> [Written instruction] Copy every line that holds "инстанции".

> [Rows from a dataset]
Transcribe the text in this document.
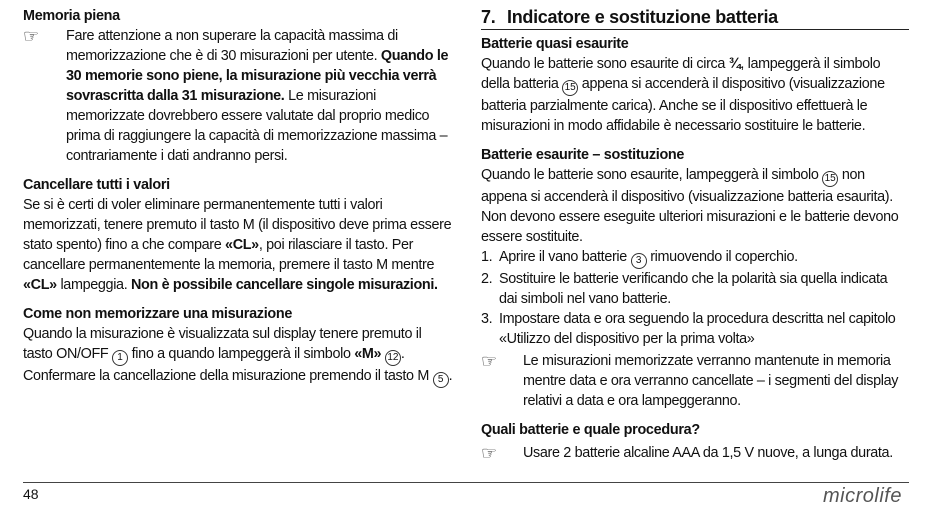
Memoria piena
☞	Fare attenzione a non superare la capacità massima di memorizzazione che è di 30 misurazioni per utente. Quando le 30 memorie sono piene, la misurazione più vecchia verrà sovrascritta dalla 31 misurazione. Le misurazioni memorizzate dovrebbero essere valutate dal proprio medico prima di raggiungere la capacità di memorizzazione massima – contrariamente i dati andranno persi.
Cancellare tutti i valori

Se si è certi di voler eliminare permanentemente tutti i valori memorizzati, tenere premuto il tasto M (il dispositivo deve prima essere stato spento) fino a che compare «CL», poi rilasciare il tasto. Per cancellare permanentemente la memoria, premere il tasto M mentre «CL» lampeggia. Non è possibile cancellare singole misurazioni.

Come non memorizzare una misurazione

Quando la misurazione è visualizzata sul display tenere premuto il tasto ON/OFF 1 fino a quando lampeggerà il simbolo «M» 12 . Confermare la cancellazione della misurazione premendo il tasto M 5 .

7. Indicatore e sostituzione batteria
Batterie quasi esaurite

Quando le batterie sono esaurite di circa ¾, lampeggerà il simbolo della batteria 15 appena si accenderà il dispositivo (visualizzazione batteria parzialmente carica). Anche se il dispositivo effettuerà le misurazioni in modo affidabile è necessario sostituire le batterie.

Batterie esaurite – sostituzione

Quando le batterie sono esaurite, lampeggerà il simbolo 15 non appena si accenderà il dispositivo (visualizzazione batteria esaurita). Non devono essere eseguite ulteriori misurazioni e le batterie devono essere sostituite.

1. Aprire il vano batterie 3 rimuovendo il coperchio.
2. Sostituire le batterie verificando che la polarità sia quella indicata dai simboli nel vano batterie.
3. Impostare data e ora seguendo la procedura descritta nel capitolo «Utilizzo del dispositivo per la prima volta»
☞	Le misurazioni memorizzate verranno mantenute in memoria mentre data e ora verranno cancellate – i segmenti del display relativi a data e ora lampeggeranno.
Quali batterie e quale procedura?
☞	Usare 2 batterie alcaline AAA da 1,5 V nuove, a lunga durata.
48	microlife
--
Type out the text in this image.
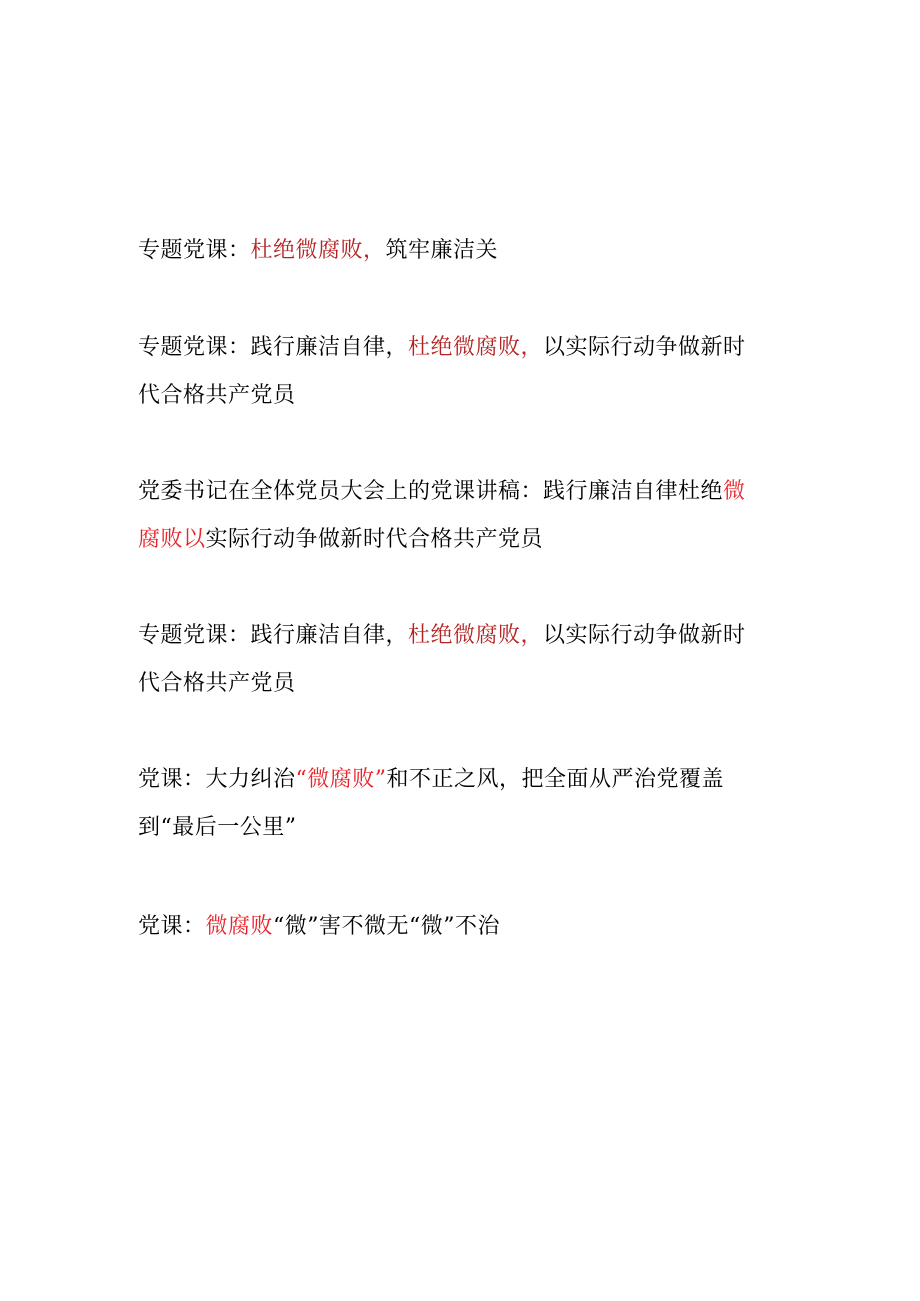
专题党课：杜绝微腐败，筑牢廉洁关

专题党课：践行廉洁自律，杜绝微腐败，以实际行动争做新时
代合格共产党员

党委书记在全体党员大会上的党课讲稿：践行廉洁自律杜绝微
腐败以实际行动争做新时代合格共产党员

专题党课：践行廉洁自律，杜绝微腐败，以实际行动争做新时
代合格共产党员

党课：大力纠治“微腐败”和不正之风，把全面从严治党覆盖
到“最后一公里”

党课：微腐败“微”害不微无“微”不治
* * *
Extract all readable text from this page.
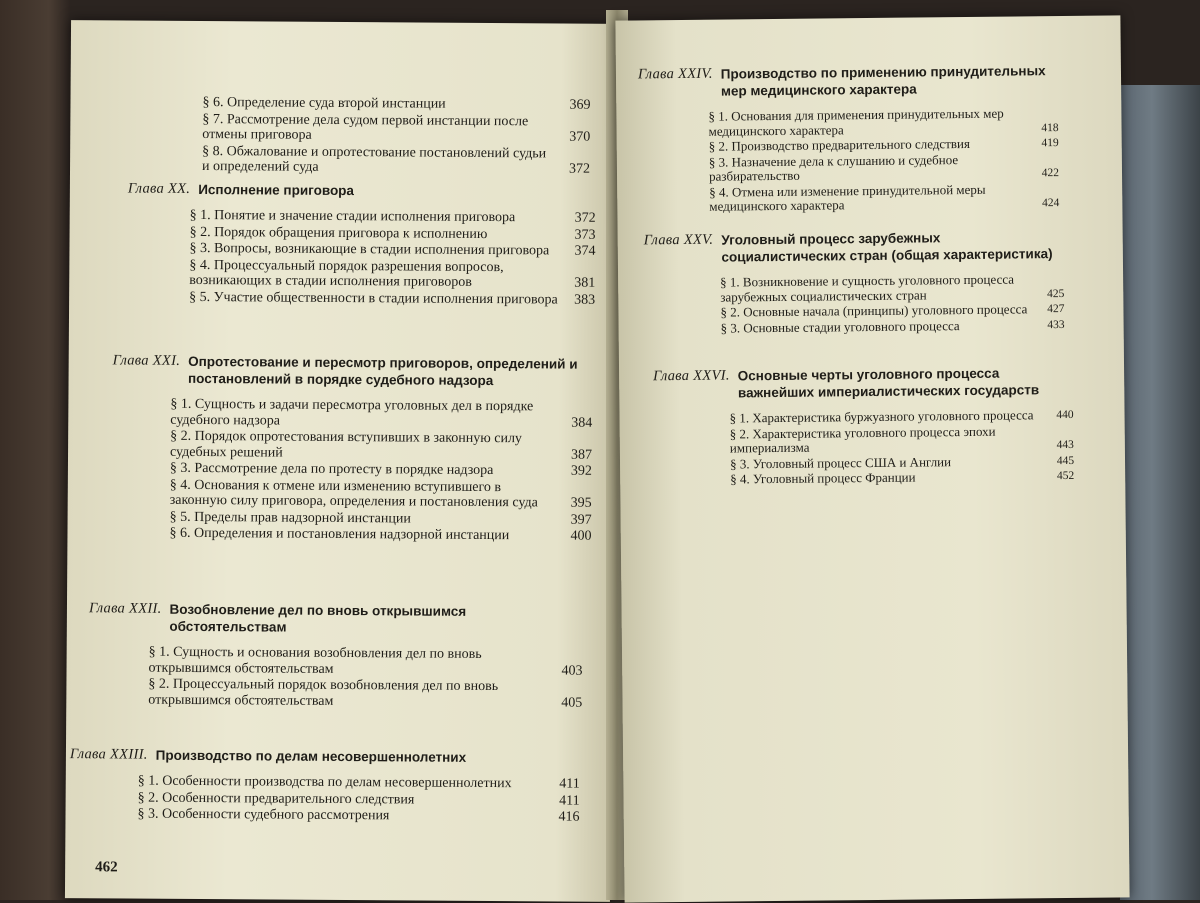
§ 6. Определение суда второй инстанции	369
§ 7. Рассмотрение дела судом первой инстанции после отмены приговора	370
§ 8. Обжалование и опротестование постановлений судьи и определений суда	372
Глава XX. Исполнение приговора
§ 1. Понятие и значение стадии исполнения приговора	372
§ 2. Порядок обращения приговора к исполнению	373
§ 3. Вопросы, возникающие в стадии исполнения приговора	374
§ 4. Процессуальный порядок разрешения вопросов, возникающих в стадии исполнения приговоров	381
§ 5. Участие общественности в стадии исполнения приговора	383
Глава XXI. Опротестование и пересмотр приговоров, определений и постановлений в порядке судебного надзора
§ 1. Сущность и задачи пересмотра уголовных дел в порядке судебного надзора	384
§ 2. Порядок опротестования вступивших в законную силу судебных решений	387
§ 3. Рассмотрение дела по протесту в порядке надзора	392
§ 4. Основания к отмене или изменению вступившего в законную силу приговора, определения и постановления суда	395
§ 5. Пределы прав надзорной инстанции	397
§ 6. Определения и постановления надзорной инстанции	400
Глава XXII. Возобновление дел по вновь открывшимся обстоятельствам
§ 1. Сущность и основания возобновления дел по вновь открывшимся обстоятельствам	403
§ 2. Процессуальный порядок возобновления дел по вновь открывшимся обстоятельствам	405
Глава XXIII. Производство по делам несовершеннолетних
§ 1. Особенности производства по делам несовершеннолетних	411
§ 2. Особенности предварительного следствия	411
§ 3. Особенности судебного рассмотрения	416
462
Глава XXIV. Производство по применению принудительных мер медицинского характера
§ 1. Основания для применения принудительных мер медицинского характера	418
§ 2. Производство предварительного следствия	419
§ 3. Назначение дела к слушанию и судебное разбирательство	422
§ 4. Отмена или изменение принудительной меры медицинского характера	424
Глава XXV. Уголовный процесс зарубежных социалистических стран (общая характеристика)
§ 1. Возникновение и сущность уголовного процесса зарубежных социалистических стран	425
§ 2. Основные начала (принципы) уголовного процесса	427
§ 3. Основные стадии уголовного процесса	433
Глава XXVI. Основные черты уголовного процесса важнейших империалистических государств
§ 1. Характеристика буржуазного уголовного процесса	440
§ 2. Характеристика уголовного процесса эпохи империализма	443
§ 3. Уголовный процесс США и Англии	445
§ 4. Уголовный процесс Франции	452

> [Final result]
§ 6. Определение суда второй инстанции	369
§ 7. Рассмотрение дела судом первой инстанции после отмены приговора	370
§ 5. Пределы прав надзорной инстанции	397
§ 6. Определения и постановления надзорной инстанции	400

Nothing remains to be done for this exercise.